Records to process:
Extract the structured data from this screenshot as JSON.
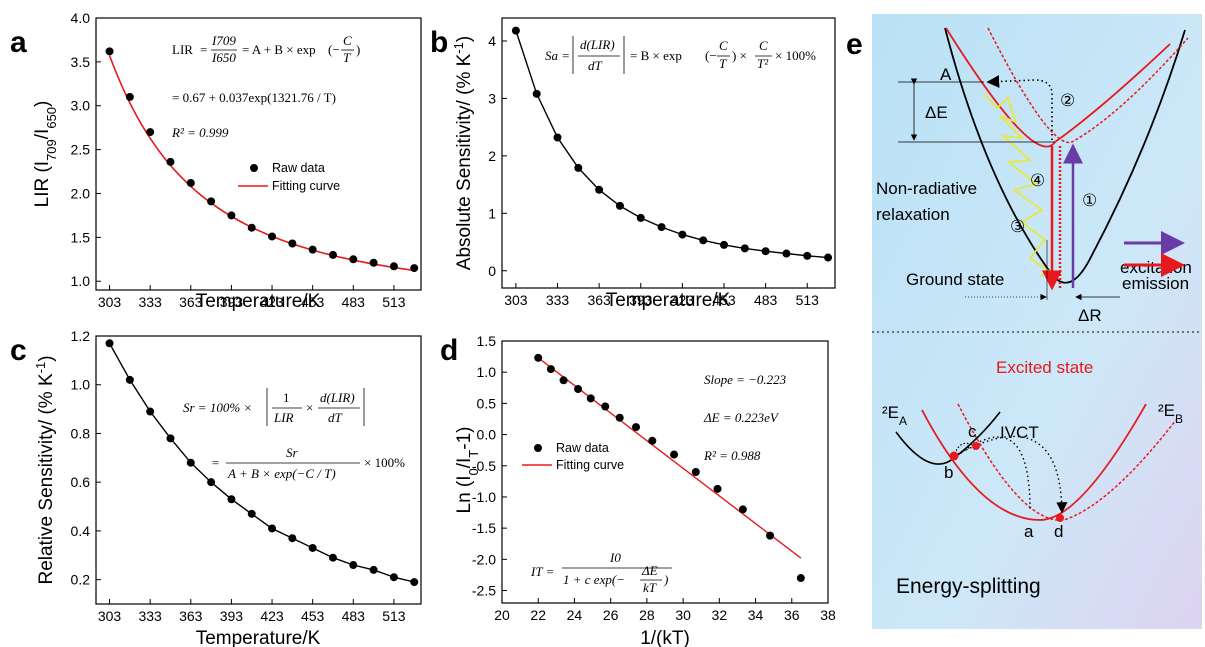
{
  "panels": {
    "a": "a",
    "b": "b",
    "c": "c",
    "d": "d",
    "e": "e"
  },
  "chart_data": [
    {
      "panel": "a",
      "type": "scatter",
      "xlabel": "Temperature/K",
      "ylabel": "LIR (I709/I650)",
      "xlim": [
        293,
        533
      ],
      "ylim": [
        0.9,
        4.0
      ],
      "xticks": [
        "303",
        "333",
        "363",
        "393",
        "423",
        "453",
        "483",
        "513"
      ],
      "yticks": [
        "1.0",
        "1.5",
        "2.0",
        "2.5",
        "3.0",
        "3.5",
        "4.0"
      ],
      "series": [
        {
          "name": "Raw data",
          "kind": "points",
          "x": [
            303,
            318,
            333,
            348,
            363,
            378,
            393,
            408,
            423,
            438,
            453,
            468,
            483,
            498,
            513,
            528
          ],
          "y": [
            3.62,
            3.1,
            2.7,
            2.36,
            2.12,
            1.91,
            1.75,
            1.61,
            1.51,
            1.43,
            1.36,
            1.3,
            1.25,
            1.21,
            1.17,
            1.15
          ]
        },
        {
          "name": "Fitting curve",
          "kind": "fit",
          "model": "0.67 + 0.037*exp(1321.76/T)",
          "x_range": [
            303,
            528
          ]
        }
      ],
      "equations": [
        "LIR = I709/I650 = A + B × exp(−C/T)",
        "= 0.67 + 0.037exp(1321.76 / T)",
        "R² = 0.999"
      ]
    },
    {
      "panel": "b",
      "type": "line",
      "xlabel": "Temperature/K",
      "ylabel": "Absolute Sensitivity/ (% K⁻¹)",
      "xlim": [
        293,
        533
      ],
      "ylim": [
        -0.3,
        4.4
      ],
      "xticks": [
        "303",
        "333",
        "363",
        "393",
        "423",
        "453",
        "483",
        "513"
      ],
      "yticks": [
        "0",
        "1",
        "2",
        "3",
        "4"
      ],
      "series": [
        {
          "x": [
            303,
            318,
            333,
            348,
            363,
            378,
            393,
            408,
            423,
            438,
            453,
            468,
            483,
            498,
            513,
            528
          ],
          "y": [
            4.18,
            3.08,
            2.32,
            1.79,
            1.41,
            1.13,
            0.92,
            0.76,
            0.63,
            0.53,
            0.45,
            0.39,
            0.34,
            0.3,
            0.26,
            0.23
          ]
        }
      ],
      "equations": [
        "Sa = |d(LIR)/dT| = B × exp(−C/T) × C/T² × 100%"
      ]
    },
    {
      "panel": "c",
      "type": "line",
      "xlabel": "Temperature/K",
      "ylabel": "Relative Sensitivity/ (% K⁻¹)",
      "xlim": [
        293,
        533
      ],
      "ylim": [
        0.1,
        1.2
      ],
      "xticks": [
        "303",
        "333",
        "363",
        "393",
        "423",
        "453",
        "483",
        "513"
      ],
      "yticks": [
        "0.2",
        "0.4",
        "0.6",
        "0.8",
        "1.0",
        "1.2"
      ],
      "series": [
        {
          "x": [
            303,
            318,
            333,
            348,
            363,
            378,
            393,
            408,
            423,
            438,
            453,
            468,
            483,
            498,
            513,
            528
          ],
          "y": [
            1.17,
            1.02,
            0.89,
            0.78,
            0.68,
            0.6,
            0.53,
            0.47,
            0.41,
            0.37,
            0.33,
            0.29,
            0.26,
            0.24,
            0.21,
            0.19
          ]
        }
      ],
      "equations": [
        "Sr = 100% × |1/LIR × d(LIR)/dT|",
        "= Sr / (A + B × exp(−C / T)) × 100%"
      ]
    },
    {
      "panel": "d",
      "type": "scatter",
      "xlabel": "1/(kT)",
      "ylabel": "Ln (I0/IT−1)",
      "xlim": [
        20,
        38
      ],
      "ylim": [
        -2.7,
        1.5
      ],
      "xticks": [
        "20",
        "22",
        "24",
        "26",
        "28",
        "30",
        "32",
        "34",
        "36",
        "38"
      ],
      "yticks": [
        "1.5",
        "1.0",
        "0.5",
        "0.0",
        "-0.5",
        "-1.0",
        "-1.5",
        "-2.0",
        "-2.5"
      ],
      "series": [
        {
          "name": "Raw data",
          "kind": "points",
          "x": [
            22.0,
            22.7,
            23.4,
            24.2,
            24.9,
            25.7,
            26.5,
            27.4,
            28.3,
            29.5,
            30.7,
            31.9,
            33.3,
            34.8,
            36.5
          ],
          "y": [
            1.23,
            1.05,
            0.87,
            0.73,
            0.58,
            0.45,
            0.27,
            0.12,
            -0.1,
            -0.32,
            -0.6,
            -0.87,
            -1.2,
            -1.62,
            -2.3
          ]
        },
        {
          "name": "Fitting curve",
          "kind": "line",
          "x": [
            22.0,
            36.5
          ],
          "y": [
            1.23,
            -1.98
          ]
        }
      ],
      "equations": [
        "Slope = −0.223",
        "ΔE = 0.223eV",
        "R² = 0.988",
        "IT = I0 / (1 + c exp(−ΔE/kT))"
      ]
    }
  ],
  "legend": {
    "raw": "Raw data",
    "fit": "Fitting curve"
  },
  "eq": {
    "a_lir": "LIR",
    "a_i709": "I709",
    "a_i650": "I650",
    "a_rhs": "= A + B × exp",
    "a_line2": "= 0.67 + 0.037exp(1321.76 / T)",
    "a_r2": "R² = 0.999",
    "b_sa": "Sa =",
    "b_num": "d(LIR)",
    "b_den": "dT",
    "b_rhs": "= B × exp",
    "b_frac_num": "C",
    "b_frac_den": "T²",
    "b_tail": "× 100%",
    "c_sr": "Sr = 100% ×",
    "c_line2_num": "Sr",
    "c_line2_den": "A + B × exp(−C / T)",
    "c_tail": "× 100%",
    "d_slope": "Slope = −0.223",
    "d_de": "ΔE = 0.223eV",
    "d_r2": "R² = 0.988",
    "d_it": "IT =",
    "d_i0": "I0",
    "d_den": "1 + c exp(−",
    "d_de_frac": "ΔE",
    "d_kt": "kT"
  },
  "diagram_e": {
    "A": "A",
    "dE": "ΔE",
    "n1": "①",
    "n2": "②",
    "n3": "③",
    "n4": "④",
    "nonrad1": "Non-radiative",
    "nonrad2": "relaxation",
    "ground": "Ground state",
    "excitation": "excitation",
    "emission": "emission",
    "dR": "ΔR",
    "excited": "Excited state",
    "E_A": "²EA",
    "E_B": "²EB",
    "IVCT": "IVCT",
    "a": "a",
    "b": "b",
    "c": "c",
    "d": "d",
    "split": "Energy-splitting"
  },
  "colors": {
    "fit": "#e8191c",
    "line": "#000000",
    "excitation": "#6a3ba8",
    "emission": "#e8191c",
    "yellow": "#e8e83a",
    "panel_e_bg": "#bfe3f5",
    "excited_text": "#e8191c"
  }
}
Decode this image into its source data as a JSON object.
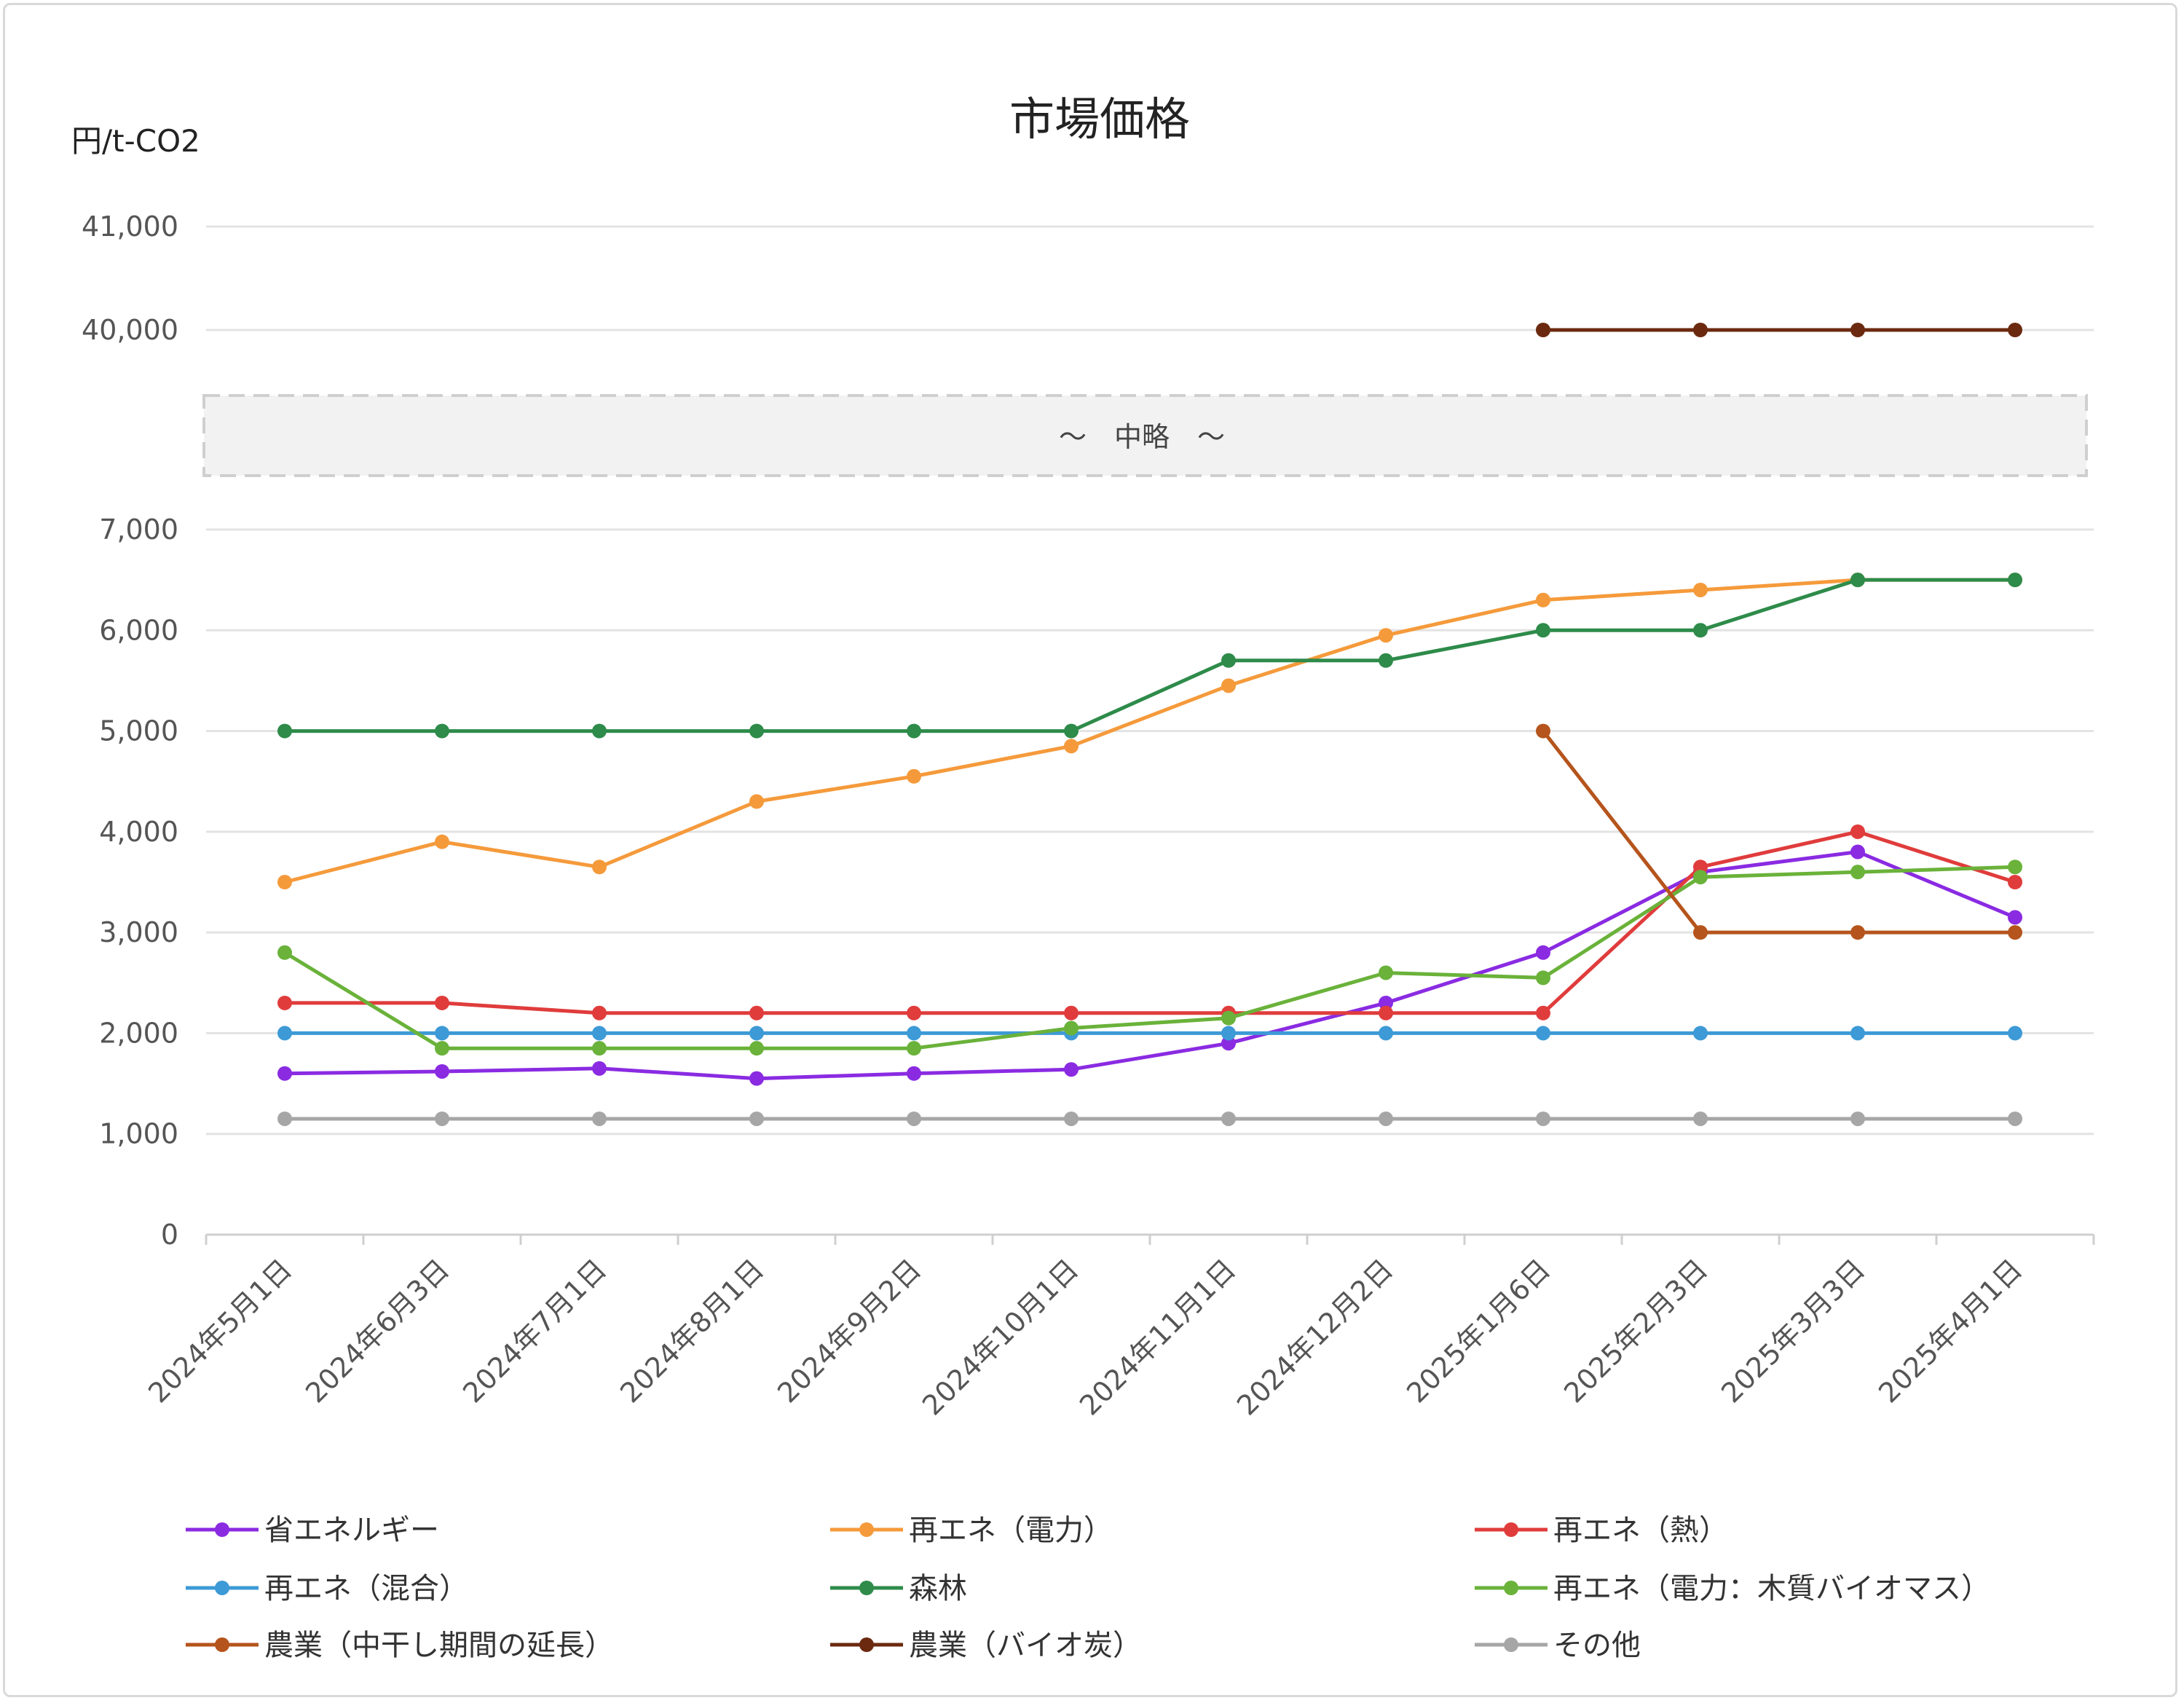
{
  "chart_data": {
    "type": "line",
    "title": "市場価格",
    "ylabel": "円/t-CO2",
    "axis_break_label": "～　中略　～",
    "y_ticks_lower": [
      "0",
      "1,000",
      "2,000",
      "3,000",
      "4,000",
      "5,000",
      "6,000",
      "7,000"
    ],
    "y_ticks_upper": [
      "40,000",
      "41,000"
    ],
    "ylim_lower": [
      0,
      7000
    ],
    "ylim_upper": [
      40000,
      41000
    ],
    "categories": [
      "2024年5月1日",
      "2024年6月3日",
      "2024年7月1日",
      "2024年8月1日",
      "2024年9月2日",
      "2024年10月1日",
      "2024年11月1日",
      "2024年12月2日",
      "2025年1月6日",
      "2025年2月3日",
      "2025年3月3日",
      "2025年4月1日"
    ],
    "grid": true,
    "legend_position": "bottom",
    "series": [
      {
        "name": "省エネルギー",
        "color": "#8a2be2",
        "values": [
          1600,
          1620,
          1650,
          1550,
          1600,
          1640,
          1900,
          2300,
          2800,
          3600,
          3800,
          3150
        ]
      },
      {
        "name": "再エネ（電力）",
        "color": "#f59a3b",
        "values": [
          3500,
          3900,
          3650,
          4300,
          4550,
          4850,
          5450,
          5950,
          6300,
          6400,
          6500,
          6500
        ]
      },
      {
        "name": "再エネ（熱）",
        "color": "#e03c3c",
        "values": [
          2300,
          2300,
          2200,
          2200,
          2200,
          2200,
          2200,
          2200,
          2200,
          3650,
          4000,
          3500
        ]
      },
      {
        "name": "再エネ（混合）",
        "color": "#3d9ad6",
        "values": [
          2000,
          2000,
          2000,
          2000,
          2000,
          2000,
          2000,
          2000,
          2000,
          2000,
          2000,
          2000
        ]
      },
      {
        "name": "森林",
        "color": "#2e8b4a",
        "values": [
          5000,
          5000,
          5000,
          5000,
          5000,
          5000,
          5700,
          5700,
          6000,
          6000,
          6500,
          6500
        ]
      },
      {
        "name": "再エネ（電力：木質バイオマス）",
        "color": "#6ab23a",
        "values": [
          2800,
          1850,
          1850,
          1850,
          1850,
          2050,
          2150,
          2600,
          2550,
          3550,
          3600,
          3650
        ]
      },
      {
        "name": "農業（中干し期間の延長）",
        "color": "#b5541c",
        "values": [
          null,
          null,
          null,
          null,
          null,
          null,
          null,
          null,
          5000,
          3000,
          3000,
          3000
        ]
      },
      {
        "name": "農業（バイオ炭）",
        "color": "#6b2a10",
        "values": [
          null,
          null,
          null,
          null,
          null,
          null,
          null,
          null,
          40000,
          40000,
          40000,
          40000
        ]
      },
      {
        "name": "その他",
        "color": "#a6a6a6",
        "values": [
          1150,
          1150,
          1150,
          1150,
          1150,
          1150,
          1150,
          1150,
          1150,
          1150,
          1150,
          1150
        ]
      }
    ]
  }
}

Given problem: Identify and copy lines that hold the string "ylabel".

Expected answer:
      "ylabel": "LIR (I709/I650)",
      "ylabel": "Absolute Sensitivity/ (% K⁻¹)",
      "ylabel": "Relative Sensitivity/ (% K⁻¹)",
      "ylabel": "Ln (I0/IT−1)",
    "ylabel": "円/t-CO2",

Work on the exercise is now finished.